» **Information shown**
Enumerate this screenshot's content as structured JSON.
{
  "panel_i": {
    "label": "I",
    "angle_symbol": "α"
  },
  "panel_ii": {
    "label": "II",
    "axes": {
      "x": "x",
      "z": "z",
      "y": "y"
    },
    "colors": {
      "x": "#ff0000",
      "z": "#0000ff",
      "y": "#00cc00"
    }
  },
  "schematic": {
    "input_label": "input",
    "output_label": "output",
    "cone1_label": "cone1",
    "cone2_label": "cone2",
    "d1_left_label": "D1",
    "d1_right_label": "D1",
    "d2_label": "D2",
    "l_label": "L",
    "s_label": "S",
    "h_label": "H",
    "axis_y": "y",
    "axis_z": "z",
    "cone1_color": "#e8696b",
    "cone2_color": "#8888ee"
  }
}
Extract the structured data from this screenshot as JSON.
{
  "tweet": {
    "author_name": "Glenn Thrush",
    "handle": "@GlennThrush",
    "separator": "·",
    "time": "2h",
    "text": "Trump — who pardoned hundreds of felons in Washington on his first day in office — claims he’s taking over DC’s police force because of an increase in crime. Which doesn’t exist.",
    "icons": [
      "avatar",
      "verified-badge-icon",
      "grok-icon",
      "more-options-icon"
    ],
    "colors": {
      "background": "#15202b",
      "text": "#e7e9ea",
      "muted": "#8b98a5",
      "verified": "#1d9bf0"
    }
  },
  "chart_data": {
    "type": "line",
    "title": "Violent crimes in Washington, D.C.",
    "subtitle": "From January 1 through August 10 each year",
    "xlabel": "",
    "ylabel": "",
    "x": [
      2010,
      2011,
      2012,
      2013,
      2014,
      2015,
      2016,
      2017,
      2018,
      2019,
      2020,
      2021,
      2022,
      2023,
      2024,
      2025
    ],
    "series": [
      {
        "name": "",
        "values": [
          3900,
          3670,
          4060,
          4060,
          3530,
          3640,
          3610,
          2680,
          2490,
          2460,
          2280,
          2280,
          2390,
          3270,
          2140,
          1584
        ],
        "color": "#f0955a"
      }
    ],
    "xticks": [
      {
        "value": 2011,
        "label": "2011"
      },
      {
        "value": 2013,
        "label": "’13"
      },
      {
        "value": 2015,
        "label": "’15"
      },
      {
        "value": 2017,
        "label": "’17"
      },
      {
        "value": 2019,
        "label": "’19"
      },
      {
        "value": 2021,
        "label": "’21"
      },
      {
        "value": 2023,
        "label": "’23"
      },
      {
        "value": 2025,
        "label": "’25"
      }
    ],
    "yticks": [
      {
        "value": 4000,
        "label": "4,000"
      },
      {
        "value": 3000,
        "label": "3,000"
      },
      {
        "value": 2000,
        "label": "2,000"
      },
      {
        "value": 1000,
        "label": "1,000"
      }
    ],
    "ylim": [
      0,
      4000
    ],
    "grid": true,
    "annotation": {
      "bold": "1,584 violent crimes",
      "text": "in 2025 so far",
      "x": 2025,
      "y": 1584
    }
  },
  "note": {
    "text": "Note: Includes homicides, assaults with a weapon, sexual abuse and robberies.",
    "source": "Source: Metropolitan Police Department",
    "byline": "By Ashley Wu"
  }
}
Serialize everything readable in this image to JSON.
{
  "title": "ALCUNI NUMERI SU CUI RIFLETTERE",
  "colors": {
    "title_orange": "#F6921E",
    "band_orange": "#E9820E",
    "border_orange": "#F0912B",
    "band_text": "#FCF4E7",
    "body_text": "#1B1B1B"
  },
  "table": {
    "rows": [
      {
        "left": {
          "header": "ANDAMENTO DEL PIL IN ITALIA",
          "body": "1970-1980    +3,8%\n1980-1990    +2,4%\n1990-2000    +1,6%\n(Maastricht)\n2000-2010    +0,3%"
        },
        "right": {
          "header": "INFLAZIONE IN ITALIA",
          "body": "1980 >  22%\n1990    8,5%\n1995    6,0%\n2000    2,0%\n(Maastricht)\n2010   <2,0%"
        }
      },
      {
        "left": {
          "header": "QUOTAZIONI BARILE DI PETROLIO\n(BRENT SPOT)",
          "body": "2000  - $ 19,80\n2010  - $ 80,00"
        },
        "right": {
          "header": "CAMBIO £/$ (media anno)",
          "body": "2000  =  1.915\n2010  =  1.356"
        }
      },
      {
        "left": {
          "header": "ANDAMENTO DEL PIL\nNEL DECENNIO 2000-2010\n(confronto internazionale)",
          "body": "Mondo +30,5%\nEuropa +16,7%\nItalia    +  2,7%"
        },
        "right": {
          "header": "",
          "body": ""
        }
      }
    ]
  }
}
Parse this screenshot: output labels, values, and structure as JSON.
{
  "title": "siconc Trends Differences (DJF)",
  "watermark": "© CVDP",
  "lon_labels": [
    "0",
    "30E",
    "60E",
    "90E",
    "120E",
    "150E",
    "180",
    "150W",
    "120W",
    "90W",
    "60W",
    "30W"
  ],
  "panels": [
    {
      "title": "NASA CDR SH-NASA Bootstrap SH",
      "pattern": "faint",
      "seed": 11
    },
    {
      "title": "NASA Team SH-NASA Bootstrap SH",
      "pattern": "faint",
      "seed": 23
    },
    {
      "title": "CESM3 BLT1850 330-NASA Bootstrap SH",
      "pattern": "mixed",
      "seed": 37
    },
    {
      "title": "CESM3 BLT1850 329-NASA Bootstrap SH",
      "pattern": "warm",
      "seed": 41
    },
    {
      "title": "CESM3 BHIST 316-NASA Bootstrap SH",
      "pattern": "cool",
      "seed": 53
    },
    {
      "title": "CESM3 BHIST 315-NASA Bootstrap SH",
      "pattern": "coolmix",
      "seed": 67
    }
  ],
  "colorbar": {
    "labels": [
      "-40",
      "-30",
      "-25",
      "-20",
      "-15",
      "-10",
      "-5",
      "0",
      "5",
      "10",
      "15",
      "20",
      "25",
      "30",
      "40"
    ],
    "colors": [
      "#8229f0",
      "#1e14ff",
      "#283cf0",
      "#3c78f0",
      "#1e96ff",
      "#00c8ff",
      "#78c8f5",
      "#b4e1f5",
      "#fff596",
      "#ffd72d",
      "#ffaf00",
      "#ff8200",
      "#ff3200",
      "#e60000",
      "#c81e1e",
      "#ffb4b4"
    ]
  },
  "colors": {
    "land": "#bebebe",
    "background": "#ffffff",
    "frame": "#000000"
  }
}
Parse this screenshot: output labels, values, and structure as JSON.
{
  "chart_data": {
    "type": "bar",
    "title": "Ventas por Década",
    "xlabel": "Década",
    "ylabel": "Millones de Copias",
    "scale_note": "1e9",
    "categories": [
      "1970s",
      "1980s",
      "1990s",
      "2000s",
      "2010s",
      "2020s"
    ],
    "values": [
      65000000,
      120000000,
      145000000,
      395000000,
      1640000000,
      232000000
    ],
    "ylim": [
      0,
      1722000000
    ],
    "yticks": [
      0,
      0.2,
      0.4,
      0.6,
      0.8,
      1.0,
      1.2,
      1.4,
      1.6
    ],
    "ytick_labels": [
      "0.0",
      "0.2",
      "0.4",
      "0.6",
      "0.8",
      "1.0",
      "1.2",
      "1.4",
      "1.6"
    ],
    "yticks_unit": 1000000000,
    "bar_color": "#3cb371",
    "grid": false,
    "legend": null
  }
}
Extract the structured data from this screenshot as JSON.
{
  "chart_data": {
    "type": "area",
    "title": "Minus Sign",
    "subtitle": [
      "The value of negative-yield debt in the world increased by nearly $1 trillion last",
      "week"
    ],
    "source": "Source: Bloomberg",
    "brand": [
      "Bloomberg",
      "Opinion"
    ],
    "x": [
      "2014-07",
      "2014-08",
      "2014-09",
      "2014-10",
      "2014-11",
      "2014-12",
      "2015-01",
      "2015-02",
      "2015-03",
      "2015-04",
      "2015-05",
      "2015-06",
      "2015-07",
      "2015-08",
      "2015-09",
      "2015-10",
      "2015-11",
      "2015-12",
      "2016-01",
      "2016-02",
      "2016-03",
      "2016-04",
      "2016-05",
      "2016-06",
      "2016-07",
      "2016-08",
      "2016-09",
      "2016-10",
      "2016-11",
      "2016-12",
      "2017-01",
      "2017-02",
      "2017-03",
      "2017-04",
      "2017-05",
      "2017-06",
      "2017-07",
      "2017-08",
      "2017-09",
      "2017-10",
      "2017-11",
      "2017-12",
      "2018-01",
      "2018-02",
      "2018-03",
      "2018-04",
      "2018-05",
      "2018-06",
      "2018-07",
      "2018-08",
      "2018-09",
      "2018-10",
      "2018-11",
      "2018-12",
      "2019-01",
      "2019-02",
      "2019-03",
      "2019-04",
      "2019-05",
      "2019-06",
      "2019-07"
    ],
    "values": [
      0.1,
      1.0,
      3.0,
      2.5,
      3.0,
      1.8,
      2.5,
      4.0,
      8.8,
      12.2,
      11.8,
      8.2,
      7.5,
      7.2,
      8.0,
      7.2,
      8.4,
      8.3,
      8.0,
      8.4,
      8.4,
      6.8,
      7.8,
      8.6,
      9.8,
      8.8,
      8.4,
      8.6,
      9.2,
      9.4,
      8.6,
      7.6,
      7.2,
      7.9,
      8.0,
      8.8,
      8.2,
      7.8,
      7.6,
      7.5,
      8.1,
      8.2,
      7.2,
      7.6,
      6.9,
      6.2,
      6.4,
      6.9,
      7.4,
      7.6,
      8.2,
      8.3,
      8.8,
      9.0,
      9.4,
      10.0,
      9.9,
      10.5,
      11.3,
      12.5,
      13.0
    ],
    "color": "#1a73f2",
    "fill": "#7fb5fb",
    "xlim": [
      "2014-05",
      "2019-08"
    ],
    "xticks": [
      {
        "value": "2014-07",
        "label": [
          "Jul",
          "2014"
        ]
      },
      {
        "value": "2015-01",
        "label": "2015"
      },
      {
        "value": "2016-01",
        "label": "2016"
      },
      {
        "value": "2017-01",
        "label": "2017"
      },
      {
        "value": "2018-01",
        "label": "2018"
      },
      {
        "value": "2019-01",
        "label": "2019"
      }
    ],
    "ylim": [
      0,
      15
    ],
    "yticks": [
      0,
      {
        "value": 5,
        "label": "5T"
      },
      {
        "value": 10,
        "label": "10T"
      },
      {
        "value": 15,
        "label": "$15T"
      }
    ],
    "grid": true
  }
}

» **Description of the task**
Looking at the material above, count the lines containing the string "crimes" and reply with the count alone.

» **Reply to the task**
2